▸ **EXERCISE INSTRUCTIONS**:
1. Quote the American mahogany passage from "Habitat and current" up to and including "the Caribbean Islands.".
2. Write a continuation of the American mahogany passage, starting after its final sentence.

▸ **EXERCISE TEXT**:

···

The American mahogany has small 3- to 6-inch green or white flowers that are barely noticeable to a casual observer.
The flowers are unisexual (either male or female, but not both, as some flowers are). They are pollinated by insects. In the fall or the winter, one flower will develop into a fruit, a large, woody, 2- to 5-inch (5- to 12-centimeter) pod. When the pods are mature (in 8 to 10 months), they release flat, brown seeds. This cycle usually takes place on an annual basis in trees that are 10 to 15 years old.
Habitat and current distribution
The American mahogany occurs in subtropical dry or wet forests at altitudes ranging from sea level to about 2,625 feet (800 meters). The species does best in rich, moist soil, but it is currently found most frequently in dry, stony areas. American mahogany trees are usually found scattered, with only one or two trees on a one-acre section of the forest.
The American mahogany is native to Cuba, Haiti, Jamaica, the Dominican Republic, the Bahamas, and the Florida Keys. The species, though, has been cultivated by humans for many years; in some cases it is difficult for scientists to determine which populations are native to an area. The species has been introduced to Puerto Rico, the Virgin Islands, the Lesser Antilles, Trinidad, Tobago, and elsewhere in the Caribbean Islands.

···

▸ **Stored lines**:

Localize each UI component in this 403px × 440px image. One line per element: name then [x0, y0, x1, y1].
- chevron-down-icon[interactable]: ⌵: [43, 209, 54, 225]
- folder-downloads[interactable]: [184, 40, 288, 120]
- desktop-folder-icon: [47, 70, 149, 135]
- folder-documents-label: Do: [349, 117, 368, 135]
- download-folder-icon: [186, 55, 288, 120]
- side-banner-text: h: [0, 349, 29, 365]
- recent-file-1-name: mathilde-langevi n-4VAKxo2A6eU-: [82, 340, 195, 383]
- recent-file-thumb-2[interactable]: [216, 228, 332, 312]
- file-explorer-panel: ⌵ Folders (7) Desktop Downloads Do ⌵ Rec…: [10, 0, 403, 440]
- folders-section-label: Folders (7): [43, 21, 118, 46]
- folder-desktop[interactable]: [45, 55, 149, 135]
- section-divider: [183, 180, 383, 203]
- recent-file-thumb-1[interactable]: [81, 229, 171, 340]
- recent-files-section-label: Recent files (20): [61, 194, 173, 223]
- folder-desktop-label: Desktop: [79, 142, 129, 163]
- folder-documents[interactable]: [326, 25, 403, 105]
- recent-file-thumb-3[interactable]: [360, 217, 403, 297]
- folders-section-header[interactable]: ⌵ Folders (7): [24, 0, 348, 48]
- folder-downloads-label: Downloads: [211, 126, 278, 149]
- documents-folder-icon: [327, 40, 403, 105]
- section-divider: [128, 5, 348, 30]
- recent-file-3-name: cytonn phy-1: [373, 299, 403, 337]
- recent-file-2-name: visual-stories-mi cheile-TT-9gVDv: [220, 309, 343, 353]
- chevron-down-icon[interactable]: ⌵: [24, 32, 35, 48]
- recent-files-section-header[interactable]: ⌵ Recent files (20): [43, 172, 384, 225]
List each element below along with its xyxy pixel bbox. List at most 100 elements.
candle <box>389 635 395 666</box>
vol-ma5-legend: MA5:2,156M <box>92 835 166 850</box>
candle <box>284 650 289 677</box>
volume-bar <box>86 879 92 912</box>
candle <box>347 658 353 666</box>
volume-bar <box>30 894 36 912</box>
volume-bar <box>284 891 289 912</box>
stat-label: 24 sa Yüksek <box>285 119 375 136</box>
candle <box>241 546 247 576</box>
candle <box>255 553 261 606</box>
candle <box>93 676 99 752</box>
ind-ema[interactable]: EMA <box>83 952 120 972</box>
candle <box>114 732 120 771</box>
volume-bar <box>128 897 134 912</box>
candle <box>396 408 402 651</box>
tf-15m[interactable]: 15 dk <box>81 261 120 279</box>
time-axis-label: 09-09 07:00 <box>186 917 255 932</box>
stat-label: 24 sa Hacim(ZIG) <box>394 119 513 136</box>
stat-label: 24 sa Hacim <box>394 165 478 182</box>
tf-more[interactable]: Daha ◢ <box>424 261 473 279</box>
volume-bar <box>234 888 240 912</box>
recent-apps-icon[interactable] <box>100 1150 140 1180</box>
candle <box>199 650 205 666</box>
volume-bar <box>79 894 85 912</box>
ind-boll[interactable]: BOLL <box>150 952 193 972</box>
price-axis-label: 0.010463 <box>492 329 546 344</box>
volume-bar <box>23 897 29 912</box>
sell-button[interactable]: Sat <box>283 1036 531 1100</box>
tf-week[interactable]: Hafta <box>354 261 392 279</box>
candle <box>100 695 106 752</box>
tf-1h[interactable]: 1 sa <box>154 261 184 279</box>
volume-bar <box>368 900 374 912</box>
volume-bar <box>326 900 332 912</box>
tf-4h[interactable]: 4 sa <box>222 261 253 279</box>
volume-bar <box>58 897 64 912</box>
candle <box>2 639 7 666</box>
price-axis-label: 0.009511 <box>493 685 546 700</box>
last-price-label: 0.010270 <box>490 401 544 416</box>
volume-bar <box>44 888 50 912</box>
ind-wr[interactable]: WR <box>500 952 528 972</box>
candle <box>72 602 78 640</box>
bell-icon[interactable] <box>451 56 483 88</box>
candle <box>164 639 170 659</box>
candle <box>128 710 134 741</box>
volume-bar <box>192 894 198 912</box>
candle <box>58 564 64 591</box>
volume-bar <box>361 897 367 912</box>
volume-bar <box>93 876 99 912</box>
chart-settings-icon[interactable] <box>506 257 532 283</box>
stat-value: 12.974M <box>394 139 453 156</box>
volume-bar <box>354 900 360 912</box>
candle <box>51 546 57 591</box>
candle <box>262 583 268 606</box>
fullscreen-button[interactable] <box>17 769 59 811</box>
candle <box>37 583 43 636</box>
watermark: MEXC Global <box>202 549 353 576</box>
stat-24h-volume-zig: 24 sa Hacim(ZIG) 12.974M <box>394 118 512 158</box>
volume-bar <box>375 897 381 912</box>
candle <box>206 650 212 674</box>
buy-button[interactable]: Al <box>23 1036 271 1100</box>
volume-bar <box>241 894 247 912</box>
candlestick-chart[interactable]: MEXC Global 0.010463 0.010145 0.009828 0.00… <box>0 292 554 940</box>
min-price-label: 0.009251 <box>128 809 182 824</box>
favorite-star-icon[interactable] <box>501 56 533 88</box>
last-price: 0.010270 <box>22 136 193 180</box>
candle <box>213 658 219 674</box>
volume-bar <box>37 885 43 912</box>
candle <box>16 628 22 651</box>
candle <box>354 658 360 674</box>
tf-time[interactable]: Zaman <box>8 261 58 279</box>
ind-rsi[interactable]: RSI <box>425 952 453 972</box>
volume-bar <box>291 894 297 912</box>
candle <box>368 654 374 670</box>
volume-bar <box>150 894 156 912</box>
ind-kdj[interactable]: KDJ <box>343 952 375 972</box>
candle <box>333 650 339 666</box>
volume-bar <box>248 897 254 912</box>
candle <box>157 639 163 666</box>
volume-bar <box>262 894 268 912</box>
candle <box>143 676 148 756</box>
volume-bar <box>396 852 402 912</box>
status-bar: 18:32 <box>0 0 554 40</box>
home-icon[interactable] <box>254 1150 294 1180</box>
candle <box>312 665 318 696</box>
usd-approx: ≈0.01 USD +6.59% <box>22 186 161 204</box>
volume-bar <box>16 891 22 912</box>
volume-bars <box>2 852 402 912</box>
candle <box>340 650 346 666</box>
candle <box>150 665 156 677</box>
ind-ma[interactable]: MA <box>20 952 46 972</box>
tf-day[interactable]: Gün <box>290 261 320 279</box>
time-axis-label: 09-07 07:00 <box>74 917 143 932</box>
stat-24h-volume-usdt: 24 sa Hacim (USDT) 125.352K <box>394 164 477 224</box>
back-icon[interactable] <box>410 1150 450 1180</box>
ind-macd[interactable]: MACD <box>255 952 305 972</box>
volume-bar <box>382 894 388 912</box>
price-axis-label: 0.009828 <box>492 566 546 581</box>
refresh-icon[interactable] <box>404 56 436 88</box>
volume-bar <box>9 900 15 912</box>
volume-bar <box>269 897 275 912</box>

···

▸ **ANSWERS GIVEN**:
1.
Habitat and current distribution
The American mahogany occurs in subtropical dry or wet forests at altitudes ranging from sea level to about 2,625 feet (800 meters). The species does best in rich, moist soil, but it is currently found most frequently in dry, stony areas. American mahogany trees are usually found scattered, with only one or two trees on a one-acre section of the forest.
The American mahogany is native to Cuba, Haiti, Jamaica, the Dominican Republic, the Bahamas, and the Florida Keys. The species, though, has been cultivated by humans for many years; in some cases it is difficult for scientists to determine which populations are native to an area. The species has been introduced to Puerto Rico, the Virgin Islands, the Lesser Antilles, Trinidad, Tobago, and elsewhere in the Caribbean Islands.

2.
History and conservation measures
American mahogany has long been prized for its durable, deep red, straight-grained wood, which has been used to make fine furniture for centuries. It was first used during the reign of King George I of England (1714 to 1727). Europe imported its mahogany from Jamaica, Cuba, and Honduras. By 1774, American mahogany had become scarce because of its popularity in furniture-making. By the late 1800s, the species was nearly eliminated from Cuba, and was in decline elsewhere.
Few stands of American mahogany now exist in the wild because of the overexploitation of the species for the furniture industry and because of the development of the lands that the tree favors. The species is much more likely to be found planted in someone's yard or along a city street than in its natural habitat. Where it does grow wild, the species has undergone dramatic changes. Trees are likely to be much smaller and more like bushes, with many branches.
Since 1992, the trade of American mahogany has been restricted under the Convention on International Trade in Endangered Species of Wild Fauna and Flora (CITES). It has an Appendix II listing under CITES, which means that an exporter of this wood must receive a permit from the government. Trade in the species is now often in salvaged wood.